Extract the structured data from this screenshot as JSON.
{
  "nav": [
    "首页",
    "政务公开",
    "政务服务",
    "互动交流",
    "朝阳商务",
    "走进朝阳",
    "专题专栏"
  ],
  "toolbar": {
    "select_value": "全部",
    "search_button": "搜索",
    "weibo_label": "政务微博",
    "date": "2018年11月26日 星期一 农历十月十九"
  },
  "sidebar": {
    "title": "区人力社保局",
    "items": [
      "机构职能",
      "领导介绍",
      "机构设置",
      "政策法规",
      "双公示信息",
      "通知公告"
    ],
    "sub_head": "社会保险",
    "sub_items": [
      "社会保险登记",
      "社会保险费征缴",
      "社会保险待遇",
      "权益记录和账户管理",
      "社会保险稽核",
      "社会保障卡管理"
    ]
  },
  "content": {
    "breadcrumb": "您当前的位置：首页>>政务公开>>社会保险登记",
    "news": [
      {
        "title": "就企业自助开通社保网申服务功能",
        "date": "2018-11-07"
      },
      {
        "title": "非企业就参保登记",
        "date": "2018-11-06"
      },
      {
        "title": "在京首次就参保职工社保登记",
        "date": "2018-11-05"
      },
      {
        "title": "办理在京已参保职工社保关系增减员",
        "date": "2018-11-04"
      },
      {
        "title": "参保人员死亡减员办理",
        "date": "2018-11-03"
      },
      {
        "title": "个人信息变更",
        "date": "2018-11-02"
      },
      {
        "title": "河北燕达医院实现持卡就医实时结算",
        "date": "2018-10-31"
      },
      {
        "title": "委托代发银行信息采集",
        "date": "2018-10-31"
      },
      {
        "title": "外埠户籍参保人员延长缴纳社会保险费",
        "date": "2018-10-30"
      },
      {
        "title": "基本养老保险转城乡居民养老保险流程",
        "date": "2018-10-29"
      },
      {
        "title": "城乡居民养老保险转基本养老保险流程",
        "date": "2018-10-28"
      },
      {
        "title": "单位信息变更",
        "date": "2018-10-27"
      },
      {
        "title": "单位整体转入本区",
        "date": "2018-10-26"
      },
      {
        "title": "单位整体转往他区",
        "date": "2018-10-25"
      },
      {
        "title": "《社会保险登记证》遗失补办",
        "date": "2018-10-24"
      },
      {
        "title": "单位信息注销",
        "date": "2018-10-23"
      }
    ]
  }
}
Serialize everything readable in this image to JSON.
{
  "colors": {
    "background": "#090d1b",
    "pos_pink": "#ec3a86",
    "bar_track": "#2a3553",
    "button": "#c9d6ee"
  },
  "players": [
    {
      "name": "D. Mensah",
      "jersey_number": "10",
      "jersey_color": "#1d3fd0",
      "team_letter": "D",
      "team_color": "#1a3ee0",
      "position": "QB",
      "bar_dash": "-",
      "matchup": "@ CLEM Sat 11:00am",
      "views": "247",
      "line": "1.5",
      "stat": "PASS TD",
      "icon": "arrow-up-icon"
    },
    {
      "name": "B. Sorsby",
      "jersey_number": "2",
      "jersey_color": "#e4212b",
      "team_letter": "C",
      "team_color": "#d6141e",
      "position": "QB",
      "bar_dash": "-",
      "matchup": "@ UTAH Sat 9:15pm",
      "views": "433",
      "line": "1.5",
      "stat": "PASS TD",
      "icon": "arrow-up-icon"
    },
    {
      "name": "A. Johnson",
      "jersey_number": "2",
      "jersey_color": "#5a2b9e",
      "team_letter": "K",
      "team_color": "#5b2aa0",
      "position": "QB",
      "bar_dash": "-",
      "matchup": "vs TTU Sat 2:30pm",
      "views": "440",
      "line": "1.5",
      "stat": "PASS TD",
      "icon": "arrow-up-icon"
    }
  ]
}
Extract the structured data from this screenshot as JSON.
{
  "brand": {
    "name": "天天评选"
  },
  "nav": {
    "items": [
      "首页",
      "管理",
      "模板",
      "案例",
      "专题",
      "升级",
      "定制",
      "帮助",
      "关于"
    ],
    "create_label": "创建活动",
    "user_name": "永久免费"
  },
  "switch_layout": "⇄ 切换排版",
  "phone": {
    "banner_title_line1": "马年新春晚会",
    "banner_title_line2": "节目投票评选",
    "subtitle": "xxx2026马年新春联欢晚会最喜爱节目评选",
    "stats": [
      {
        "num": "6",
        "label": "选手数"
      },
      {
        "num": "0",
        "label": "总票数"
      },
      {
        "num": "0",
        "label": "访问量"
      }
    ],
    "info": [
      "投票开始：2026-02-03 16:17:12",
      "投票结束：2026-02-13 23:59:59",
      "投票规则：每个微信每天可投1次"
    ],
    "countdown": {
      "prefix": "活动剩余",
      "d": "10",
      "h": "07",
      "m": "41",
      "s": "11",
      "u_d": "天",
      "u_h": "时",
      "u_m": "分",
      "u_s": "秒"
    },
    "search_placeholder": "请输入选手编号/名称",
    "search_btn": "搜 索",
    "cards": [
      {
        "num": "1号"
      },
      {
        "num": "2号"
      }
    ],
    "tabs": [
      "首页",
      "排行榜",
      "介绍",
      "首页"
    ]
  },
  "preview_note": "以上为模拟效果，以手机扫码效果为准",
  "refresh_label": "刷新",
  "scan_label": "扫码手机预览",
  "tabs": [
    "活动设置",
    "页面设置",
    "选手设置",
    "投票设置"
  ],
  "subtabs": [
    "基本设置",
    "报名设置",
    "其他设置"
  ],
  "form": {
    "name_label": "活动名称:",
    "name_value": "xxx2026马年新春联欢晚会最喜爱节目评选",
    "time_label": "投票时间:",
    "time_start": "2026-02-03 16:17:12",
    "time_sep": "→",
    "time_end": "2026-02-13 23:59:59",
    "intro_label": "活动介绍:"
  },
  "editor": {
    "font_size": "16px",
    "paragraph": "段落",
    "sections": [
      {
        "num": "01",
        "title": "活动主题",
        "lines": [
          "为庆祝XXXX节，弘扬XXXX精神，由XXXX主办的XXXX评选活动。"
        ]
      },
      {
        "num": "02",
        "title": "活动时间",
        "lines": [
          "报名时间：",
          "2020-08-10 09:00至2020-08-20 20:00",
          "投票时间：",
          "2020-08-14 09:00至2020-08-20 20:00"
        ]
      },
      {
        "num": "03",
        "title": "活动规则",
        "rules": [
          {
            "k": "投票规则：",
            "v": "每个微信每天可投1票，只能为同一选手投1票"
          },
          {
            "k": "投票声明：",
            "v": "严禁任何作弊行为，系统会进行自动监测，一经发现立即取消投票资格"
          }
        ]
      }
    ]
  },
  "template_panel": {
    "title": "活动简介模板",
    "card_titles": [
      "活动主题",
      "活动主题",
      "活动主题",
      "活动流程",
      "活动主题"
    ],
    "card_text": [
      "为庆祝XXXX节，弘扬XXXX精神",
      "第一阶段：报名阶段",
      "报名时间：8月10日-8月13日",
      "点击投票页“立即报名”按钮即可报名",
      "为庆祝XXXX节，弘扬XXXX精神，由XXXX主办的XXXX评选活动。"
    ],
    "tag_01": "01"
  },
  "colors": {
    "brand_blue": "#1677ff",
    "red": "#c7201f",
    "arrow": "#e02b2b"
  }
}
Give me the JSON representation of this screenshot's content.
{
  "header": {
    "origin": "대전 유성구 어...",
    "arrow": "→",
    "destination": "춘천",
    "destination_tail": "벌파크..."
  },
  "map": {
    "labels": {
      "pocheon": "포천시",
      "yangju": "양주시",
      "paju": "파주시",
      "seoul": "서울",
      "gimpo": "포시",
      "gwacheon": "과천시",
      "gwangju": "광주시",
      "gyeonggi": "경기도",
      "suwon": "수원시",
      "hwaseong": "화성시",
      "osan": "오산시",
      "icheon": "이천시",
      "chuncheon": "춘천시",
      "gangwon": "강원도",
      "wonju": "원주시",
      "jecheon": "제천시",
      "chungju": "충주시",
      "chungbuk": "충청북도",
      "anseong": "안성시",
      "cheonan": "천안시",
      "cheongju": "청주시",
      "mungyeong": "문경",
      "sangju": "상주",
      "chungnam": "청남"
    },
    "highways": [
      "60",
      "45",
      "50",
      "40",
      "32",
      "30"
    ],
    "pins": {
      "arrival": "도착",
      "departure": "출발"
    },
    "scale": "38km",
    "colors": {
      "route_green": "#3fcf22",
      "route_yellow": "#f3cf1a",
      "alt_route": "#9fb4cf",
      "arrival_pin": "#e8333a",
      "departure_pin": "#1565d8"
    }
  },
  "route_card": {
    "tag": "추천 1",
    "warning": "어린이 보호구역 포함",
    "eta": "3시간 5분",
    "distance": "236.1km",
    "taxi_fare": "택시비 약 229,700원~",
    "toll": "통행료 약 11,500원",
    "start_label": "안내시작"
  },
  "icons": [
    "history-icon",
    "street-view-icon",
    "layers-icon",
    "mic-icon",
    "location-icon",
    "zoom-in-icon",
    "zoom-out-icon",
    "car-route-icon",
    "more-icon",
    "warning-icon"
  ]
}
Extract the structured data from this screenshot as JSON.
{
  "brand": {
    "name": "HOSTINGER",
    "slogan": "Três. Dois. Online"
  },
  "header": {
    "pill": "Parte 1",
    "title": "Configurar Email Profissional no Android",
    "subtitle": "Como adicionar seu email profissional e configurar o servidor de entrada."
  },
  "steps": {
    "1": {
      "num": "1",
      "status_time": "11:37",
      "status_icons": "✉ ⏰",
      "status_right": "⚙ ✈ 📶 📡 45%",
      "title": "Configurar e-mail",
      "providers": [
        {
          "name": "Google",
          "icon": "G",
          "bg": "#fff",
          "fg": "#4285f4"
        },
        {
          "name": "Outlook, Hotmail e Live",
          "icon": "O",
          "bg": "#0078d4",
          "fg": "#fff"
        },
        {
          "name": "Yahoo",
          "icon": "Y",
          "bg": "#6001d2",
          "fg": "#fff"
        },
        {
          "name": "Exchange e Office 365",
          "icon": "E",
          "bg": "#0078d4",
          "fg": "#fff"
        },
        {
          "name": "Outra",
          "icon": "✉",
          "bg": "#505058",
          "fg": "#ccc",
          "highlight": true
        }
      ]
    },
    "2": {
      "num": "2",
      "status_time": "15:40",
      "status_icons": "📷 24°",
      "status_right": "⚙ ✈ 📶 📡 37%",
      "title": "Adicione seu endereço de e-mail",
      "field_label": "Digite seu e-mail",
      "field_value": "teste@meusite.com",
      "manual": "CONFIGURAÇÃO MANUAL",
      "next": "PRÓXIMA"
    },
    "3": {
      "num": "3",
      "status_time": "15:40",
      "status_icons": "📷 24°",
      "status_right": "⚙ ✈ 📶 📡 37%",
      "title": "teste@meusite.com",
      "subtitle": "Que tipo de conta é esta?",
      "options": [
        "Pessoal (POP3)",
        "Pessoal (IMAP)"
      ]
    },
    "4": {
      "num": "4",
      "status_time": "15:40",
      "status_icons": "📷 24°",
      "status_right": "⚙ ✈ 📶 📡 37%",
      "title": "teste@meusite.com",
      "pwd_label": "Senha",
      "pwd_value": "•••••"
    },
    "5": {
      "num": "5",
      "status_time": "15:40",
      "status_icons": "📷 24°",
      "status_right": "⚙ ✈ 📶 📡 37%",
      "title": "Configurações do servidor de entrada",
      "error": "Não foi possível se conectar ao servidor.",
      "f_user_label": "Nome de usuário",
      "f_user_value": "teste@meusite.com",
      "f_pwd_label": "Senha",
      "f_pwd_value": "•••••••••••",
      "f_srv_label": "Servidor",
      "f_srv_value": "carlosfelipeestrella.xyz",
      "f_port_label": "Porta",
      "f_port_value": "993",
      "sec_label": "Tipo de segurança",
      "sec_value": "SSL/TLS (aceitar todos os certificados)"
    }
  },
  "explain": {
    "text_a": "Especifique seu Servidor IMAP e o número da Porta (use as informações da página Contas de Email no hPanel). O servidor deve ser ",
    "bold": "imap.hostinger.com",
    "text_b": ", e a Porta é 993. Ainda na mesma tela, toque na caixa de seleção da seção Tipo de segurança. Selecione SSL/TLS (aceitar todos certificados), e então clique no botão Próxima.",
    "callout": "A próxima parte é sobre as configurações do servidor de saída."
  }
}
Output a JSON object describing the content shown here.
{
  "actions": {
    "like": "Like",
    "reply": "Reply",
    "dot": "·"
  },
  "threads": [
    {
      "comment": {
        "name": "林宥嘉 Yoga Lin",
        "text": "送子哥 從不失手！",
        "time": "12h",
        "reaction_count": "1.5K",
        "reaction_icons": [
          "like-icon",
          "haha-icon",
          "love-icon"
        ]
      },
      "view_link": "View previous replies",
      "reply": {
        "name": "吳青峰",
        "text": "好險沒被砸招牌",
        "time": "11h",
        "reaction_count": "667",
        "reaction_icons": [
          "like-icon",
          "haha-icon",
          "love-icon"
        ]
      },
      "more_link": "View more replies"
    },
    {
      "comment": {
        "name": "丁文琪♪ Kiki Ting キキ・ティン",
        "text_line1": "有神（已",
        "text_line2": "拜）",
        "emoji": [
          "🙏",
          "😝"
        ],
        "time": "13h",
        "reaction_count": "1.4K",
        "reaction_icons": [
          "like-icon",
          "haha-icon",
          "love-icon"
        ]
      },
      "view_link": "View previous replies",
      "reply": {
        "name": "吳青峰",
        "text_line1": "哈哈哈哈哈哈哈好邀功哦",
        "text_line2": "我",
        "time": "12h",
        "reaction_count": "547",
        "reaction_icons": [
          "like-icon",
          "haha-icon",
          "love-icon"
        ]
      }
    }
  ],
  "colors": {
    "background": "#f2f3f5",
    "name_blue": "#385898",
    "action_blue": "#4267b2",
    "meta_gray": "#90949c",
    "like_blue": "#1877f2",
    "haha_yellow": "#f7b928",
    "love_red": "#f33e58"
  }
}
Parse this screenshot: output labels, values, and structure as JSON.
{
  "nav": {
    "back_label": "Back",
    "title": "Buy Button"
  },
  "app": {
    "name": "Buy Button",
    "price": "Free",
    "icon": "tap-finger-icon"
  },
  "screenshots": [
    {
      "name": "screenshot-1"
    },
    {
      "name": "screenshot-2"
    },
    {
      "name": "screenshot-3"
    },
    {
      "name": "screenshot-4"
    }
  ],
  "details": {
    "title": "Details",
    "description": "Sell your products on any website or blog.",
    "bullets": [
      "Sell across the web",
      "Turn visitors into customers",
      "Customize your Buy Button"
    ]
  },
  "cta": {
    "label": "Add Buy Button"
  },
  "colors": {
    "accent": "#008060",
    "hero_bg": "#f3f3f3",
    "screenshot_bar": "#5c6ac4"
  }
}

_Directive_: Pull out every line of the records that includes the string "teste".

_Solution to this exercise_:
      "field_value": "teste@meusite.com",
      "title": "teste@meusite.com",
      "title": "teste@meusite.com",
      "f_user_value": "teste@meusite.com",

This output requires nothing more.